▸ RECORDS SHOWN
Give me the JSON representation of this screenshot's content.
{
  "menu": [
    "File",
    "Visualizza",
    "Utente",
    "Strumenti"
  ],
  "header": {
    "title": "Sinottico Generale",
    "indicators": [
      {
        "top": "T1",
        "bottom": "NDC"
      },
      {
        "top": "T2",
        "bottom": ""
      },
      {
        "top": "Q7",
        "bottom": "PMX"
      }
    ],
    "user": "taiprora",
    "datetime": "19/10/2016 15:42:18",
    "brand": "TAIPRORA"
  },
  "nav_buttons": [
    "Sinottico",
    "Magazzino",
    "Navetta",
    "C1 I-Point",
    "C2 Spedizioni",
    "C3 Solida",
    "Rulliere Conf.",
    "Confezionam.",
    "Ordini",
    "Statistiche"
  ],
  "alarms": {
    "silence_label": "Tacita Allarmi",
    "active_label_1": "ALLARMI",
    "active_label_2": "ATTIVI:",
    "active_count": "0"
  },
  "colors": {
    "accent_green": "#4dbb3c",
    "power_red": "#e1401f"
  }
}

▸ AIM
Copy every line of the records word for word.

▸ OUTPUT OF THE EXERCISE
Give me the JSON representation of this screenshot's content.
{
  "menu": [
    "File",
    "Visualizza",
    "Utente",
    "Strumenti"
  ],
  "header": {
    "title": "Sinottico Generale",
    "indicators": [
      {
        "top": "T1",
        "bottom": "NDC"
      },
      {
        "top": "T2",
        "bottom": ""
      },
      {
        "top": "Q7",
        "bottom": "PMX"
      }
    ],
    "user": "taiprora",
    "datetime": "19/10/2016 15:42:18",
    "brand": "TAIPRORA"
  },
  "nav_buttons": [
    "Sinottico",
    "Magazzino",
    "Navetta",
    "C1 I-Point",
    "C2 Spedizioni",
    "C3 Solida",
    "Rulliere Conf.",
    "Confezionam.",
    "Ordini",
    "Statistiche"
  ],
  "alarms": {
    "silence_label": "Tacita Allarmi",
    "active_label_1": "ALLARMI",
    "active_label_2": "ATTIVI:",
    "active_count": "0"
  },
  "colors": {
    "accent_green": "#4dbb3c",
    "power_red": "#e1401f"
  }
}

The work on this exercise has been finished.